● **Document extract**:
Code related to the RIFF

The RIFF is an interactive arena for freely moving rats.

This repository contains code related to the publication

Jankowski M. M., Polterovich A., Kazakov A., Niediek J., Nelken I.: An automated, low-latency environment for studying the neural basis of behavior in freely moving rats.

BMC Biology 21, 172 (2023) https://doi.org/10.1186/s12915-023-01660-9

Folder structure

| Folder | Function of scripts | |--------|---------| | acquisition| to operate the RIFF | |figures| to create the figures in the publication| |processing | to process data generated in the RIFF | |misc | to label rat bodyparts and train the direction tagger model |

Instructions

Note that some parts of the code require the Curve Fitting Toolbox, Parallel Computing Toolbox and/or the Statistics and Machine Learning Toolbox of MATLAB.

Folder acquisition: The control code of the RIFF

This code operates the RIFF. There are four subfolders

|Folder |Purpose| |--------|-------| |common| basic modules for interaction with the hardware | |camera_tracker| controls the ceiling-mounted camera and extract the rats coordinates in real-time | |L_D_task_GUI | main program to run the L/D task | |St+_task_GUI | main program to run the St+ task |

We created wiki pages that explain how to create a new experiment in the RIFF, based on a modification of the L_D_task_GUI.

Folder figures: Reproducing figures from the manuscript

1. Download/clone this repository
2. Navigate Matlab to the subfolder of the figures that you are interested in
3. Run the main script in that folder, called either main.m or similar to the name to the figure.

● **Brief A**:
Transcribe the RIFF repository description from "This code operates" to "of the L_D_task_GUI.".
● **Brief B**:
Continue the RIFF repository description above from the point where it stops.

● **Data excerpts**:
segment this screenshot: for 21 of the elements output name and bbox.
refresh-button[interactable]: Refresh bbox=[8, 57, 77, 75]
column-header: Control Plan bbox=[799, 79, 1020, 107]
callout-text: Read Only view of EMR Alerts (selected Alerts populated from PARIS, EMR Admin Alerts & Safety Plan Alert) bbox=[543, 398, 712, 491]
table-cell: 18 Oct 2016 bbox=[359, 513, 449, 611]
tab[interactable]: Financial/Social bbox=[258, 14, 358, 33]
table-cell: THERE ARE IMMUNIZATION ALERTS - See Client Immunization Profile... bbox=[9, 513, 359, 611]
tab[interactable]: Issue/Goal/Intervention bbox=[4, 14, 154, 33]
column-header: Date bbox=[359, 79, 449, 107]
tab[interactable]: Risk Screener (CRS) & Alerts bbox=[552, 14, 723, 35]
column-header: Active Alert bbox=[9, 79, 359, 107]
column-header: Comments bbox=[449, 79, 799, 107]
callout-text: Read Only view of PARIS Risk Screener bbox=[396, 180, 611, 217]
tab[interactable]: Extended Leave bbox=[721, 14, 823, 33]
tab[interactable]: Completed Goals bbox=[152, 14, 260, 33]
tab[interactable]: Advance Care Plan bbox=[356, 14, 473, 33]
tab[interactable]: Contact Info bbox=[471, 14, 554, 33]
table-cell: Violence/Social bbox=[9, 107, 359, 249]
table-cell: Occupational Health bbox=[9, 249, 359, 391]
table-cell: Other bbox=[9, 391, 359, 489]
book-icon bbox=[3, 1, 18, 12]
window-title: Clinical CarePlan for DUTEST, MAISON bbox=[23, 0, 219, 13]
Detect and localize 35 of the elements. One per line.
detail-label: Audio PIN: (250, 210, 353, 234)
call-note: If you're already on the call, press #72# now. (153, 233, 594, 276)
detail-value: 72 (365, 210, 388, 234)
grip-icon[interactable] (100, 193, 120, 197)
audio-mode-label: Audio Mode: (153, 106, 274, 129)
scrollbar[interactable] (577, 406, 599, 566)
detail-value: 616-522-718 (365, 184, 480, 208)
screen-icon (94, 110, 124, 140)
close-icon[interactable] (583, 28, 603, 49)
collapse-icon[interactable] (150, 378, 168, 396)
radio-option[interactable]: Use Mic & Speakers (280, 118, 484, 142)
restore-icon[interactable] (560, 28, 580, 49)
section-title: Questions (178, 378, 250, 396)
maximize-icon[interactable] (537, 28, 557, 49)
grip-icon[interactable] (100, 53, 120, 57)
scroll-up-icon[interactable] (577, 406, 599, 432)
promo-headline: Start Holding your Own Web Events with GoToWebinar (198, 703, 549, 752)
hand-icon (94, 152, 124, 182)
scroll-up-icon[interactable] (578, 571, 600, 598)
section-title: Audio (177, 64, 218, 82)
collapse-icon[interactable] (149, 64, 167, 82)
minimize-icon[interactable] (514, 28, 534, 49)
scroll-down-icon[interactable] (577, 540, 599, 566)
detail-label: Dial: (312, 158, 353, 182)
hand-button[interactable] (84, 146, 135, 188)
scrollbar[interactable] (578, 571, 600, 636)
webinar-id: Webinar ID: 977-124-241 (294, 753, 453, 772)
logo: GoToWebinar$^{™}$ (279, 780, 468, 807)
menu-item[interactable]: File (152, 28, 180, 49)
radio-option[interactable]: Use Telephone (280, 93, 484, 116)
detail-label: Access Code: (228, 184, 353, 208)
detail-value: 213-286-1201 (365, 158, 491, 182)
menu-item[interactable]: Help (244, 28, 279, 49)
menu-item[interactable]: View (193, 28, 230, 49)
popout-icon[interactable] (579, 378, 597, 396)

● **Written reply A**:
This code operates the RIFF. There are four subfolders

|Folder |Purpose| |--------|-------| |common| basic modules for interaction with the hardware | |camera_tracker| controls the ceiling-mounted camera and extract the rats coordinates in real-time | |L_D_task_GUI | main program to run the L/D task | |St+_task_GUI | main program to run the St+ task |

We created wiki pages that explain how to create a new experiment in the RIFF, based on a modification of the L_D_task_GUI.

● **Written reply B**:
Folder processing: Processing raw data that was recorded in the RIFF

Note: This is the short version. For a more complete description of the raw data, see our wiki pages. 1. Download/clone this repository 2. Download the sample session from figshare: 5 minutes behavioral session. 3. Unzip the downloaded sample session 4. Navigate Matlab to the code of this repository and add the folder processing with subfolders to the Matlab path 5. Navigate Matlab to the folder processing/analysis_pipeline and open the file main.m in the editor 6. Change the variable data_location to the location of the folder RIFF_data from the downloaded, unzipped sample session (e.g., data_location = '~/Downloads/RIFF_data') 7. Change the variable results_location to your desired location for the output of results (e.g., results_location = '~/RIFF_results'). This folder will be created if it does not exist already. 8. Run the script main.m 9. Diagnostic plots of the results appear in folder .../RIFF_results/nightRIFF/250721/rat_9/01_Behavior 12. Run the script RIFF_player.m. 12. Copy the ~/RIFF_results path into the Pipeline output path input line in the left upper corner of the GUI. Press the button Load data. 13. Once the first frame of the experiment got loaded, right-click anywhere on the dark image area and use the left/right arrows to advance the frames. Use keys 4 and 6 in the numpad to skip 5 frames at once (make sure the NumLock is activated).

Here is how the exemplar exeperiment is visualized in the RIFF_player:

Other resources

We also supply a 90 minute long sample session with neural recordings here. See our wiki pages for instructions.

Processing the rat body directions (requires python framework and CUDA-enabled PC)

1. Create new virtual environment (e.g., open anaconda/conda/miniconda command window and type >> conda create -n RIFF_env python=3.7)
2. Activate the newly created environment: >> conda activate RIFF_env
3. Change working directory of the console to ./processing/analysis_pipeline/body_directions/: >> cd ./processing/analysis_pipeline/body_directions/
4. Install the requirements: >> pip install -r requirements.txt
5. Change the variable exp_path in line 152 of extract_3_points_from_rat_images.py to the path of the RIFF_results folder.
6. Run the code by: >> python extract_3_points_from_rat_images.py. The code will create a new file predicted_rat_body_points.mat in the experiment folder.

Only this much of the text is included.